(Raw records)
* start *

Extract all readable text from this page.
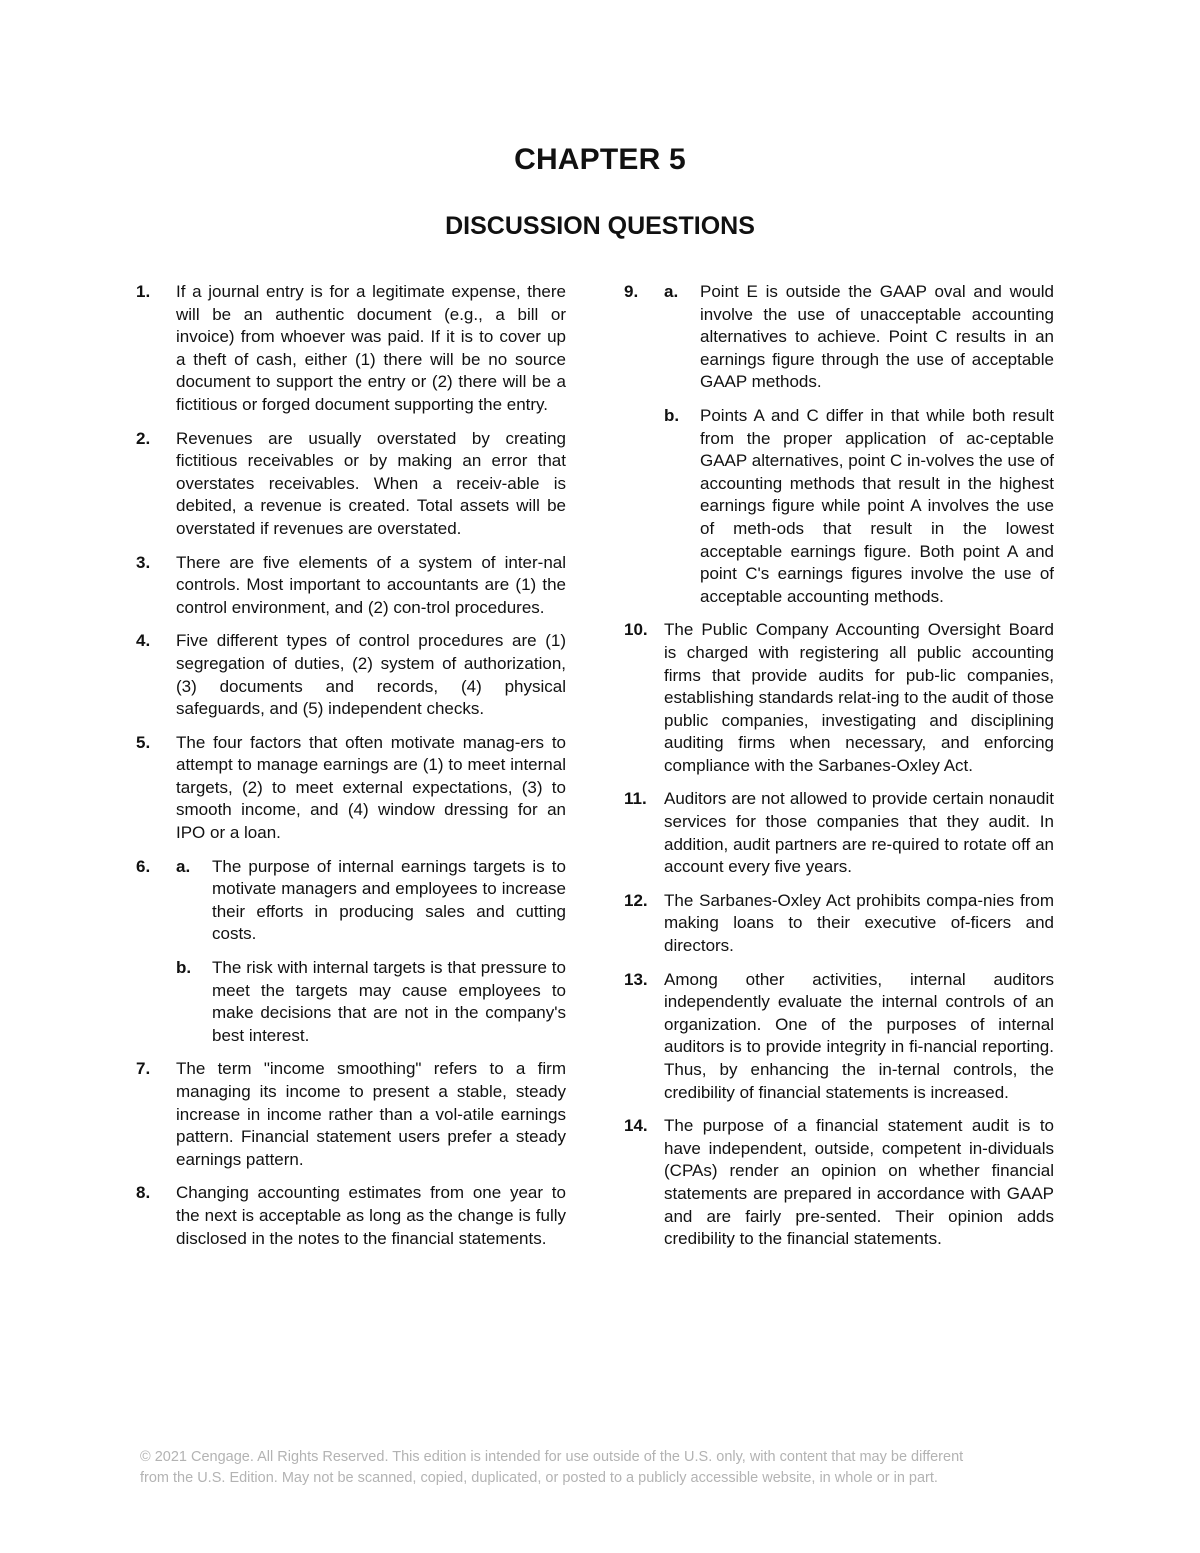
CHAPTER 5
DISCUSSION QUESTIONS
1.	If a journal entry is for a legitimate expense, there will be an authentic document (e.g., a bill or invoice) from whoever was paid. If it is to cover up a theft of cash, either (1) there will be no source document to support the entry or (2) there will be a fictitious or forged document supporting the entry.

2.	Revenues are usually overstated by creating fictitious receivables or by making an error that overstates receivables. When a receiv-able is debited, a revenue is created. Total assets will be overstated if revenues are overstated.

3.	There are five elements of a system of inter-nal controls. Most important to accountants are (1) the control environment, and (2) con-trol procedures.

4.	Five different types of control procedures are (1) segregation of duties, (2) system of authorization, (3) documents and records, (4) physical safeguards, and (5) independent checks.

5.	The four factors that often motivate manag-ers to attempt to manage earnings are (1) to meet internal targets, (2) to meet external expectations, (3) to smooth income, and (4) window dressing for an IPO or a loan.

6.	a.	The purpose of internal earnings targets is to motivate managers and employees to increase their efforts in producing sales and cutting costs.

b.	The risk with internal targets is that pressure to meet the targets may cause employees to make decisions that are not in the company's best interest.

7.	The term "income smoothing" refers to a firm managing its income to present a stable, steady increase in income rather than a vol-atile earnings pattern. Financial statement users prefer a steady earnings pattern.

8.	Changing accounting estimates from one year to the next is acceptable as long as the change is fully disclosed in the notes to the financial statements.

9.	a.	Point E is outside the GAAP oval and would involve the use of unacceptable accounting alternatives to achieve. Point C results in an earnings figure through the use of acceptable GAAP methods.

b.	Points A and C differ in that while both result from the proper application of ac-ceptable GAAP alternatives, point C in-volves the use of accounting methods that result in the highest earnings figure while point A involves the use of meth-ods that result in the lowest acceptable earnings figure. Both point A and point C's earnings figures involve the use of acceptable accounting methods.

10. The Public Company Accounting Oversight Board is charged with registering all public accounting firms that provide audits for pub-lic companies, establishing standards relat-ing to the audit of those public companies, investigating and disciplining auditing firms when necessary, and enforcing compliance with the Sarbanes-Oxley Act.

11.	Auditors are not allowed to provide certain nonaudit services for those companies that they audit. In addition, audit partners are re-quired to rotate off an account every five years.

12. The Sarbanes-Oxley Act prohibits compa-nies from making loans to their executive of-ficers and directors.

13. Among other activities, internal auditors independently evaluate the internal controls of an organization. One of the purposes of internal auditors is to provide integrity in fi-nancial reporting. Thus, by enhancing the in-ternal controls, the credibility of financial statements is increased.

14. The purpose of a financial statement audit is to have independent, outside, competent in-dividuals (CPAs) render an opinion on whether financial statements are prepared in accordance with GAAP and are fairly pre-sented. Their opinion adds credibility to the financial statements.

© 2021 Cengage. All Rights Reserved. This edition is intended for use outside of the U.S. only, with content that may be different

from the U.S. Edition. May not be scanned, copied, duplicated, or posted to a publicly accessible website, in whole or in part.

* end *

_Task statement_. All of the records above must be copied exactly, except for the pictures.

_Answer to this task_.
Extract all readable text from this page.
CHAPTER 5
DISCUSSION QUESTIONS
1.	If a journal entry is for a legitimate expense, there will be an authentic document (e.g., a bill or invoice) from whoever was paid. If it is to cover up a theft of cash, either (1) there will be no source document to support the entry or (2) there will be a fictitious or forged document supporting the entry.

2.	Revenues are usually overstated by creating fictitious receivables or by making an error that overstates receivables. When a receiv-able is debited, a revenue is created. Total assets will be overstated if revenues are overstated.

3.	There are five elements of a system of inter-nal controls. Most important to accountants are (1) the control environment, and (2) con-trol procedures.

4.	Five different types of control procedures are (1) segregation of duties, (2) system of authorization, (3) documents and records, (4) physical safeguards, and (5) independent checks.

5.	The four factors that often motivate manag-ers to attempt to manage earnings are (1) to meet internal targets, (2) to meet external expectations, (3) to smooth income, and (4) window dressing for an IPO or a loan.

6.	a.	The purpose of internal earnings targets is to motivate managers and employees to increase their efforts in producing sales and cutting costs.

b.	The risk with internal targets is that pressure to meet the targets may cause employees to make decisions that are not in the company's best interest.

7.	The term "income smoothing" refers to a firm managing its income to present a stable, steady increase in income rather than a vol-atile earnings pattern. Financial statement users prefer a steady earnings pattern.

8.	Changing accounting estimates from one year to the next is acceptable as long as the change is fully disclosed in the notes to the financial statements.

9.	a.	Point E is outside the GAAP oval and would involve the use of unacceptable accounting alternatives to achieve. Point C results in an earnings figure through the use of acceptable GAAP methods.

b.	Points A and C differ in that while both result from the proper application of ac-ceptable GAAP alternatives, point C in-volves the use of accounting methods that result in the highest earnings figure while point A involves the use of meth-ods that result in the lowest acceptable earnings figure. Both point A and point C's earnings figures involve the use of acceptable accounting methods.

10. The Public Company Accounting Oversight Board is charged with registering all public accounting firms that provide audits for pub-lic companies, establishing standards relat-ing to the audit of those public companies, investigating and disciplining auditing firms when necessary, and enforcing compliance with the Sarbanes-Oxley Act.

11.	Auditors are not allowed to provide certain nonaudit services for those companies that they audit. In addition, audit partners are re-quired to rotate off an account every five years.

12. The Sarbanes-Oxley Act prohibits compa-nies from making loans to their executive of-ficers and directors.

13. Among other activities, internal auditors independently evaluate the internal controls of an organization. One of the purposes of internal auditors is to provide integrity in fi-nancial reporting. Thus, by enhancing the in-ternal controls, the credibility of financial statements is increased.

14. The purpose of a financial statement audit is to have independent, outside, competent in-dividuals (CPAs) render an opinion on whether financial statements are prepared in accordance with GAAP and are fairly pre-sented. Their opinion adds credibility to the financial statements.

© 2021 Cengage. All Rights Reserved. This edition is intended for use outside of the U.S. only, with content that may be different

from the U.S. Edition. May not be scanned, copied, duplicated, or posted to a publicly accessible website, in whole or in part.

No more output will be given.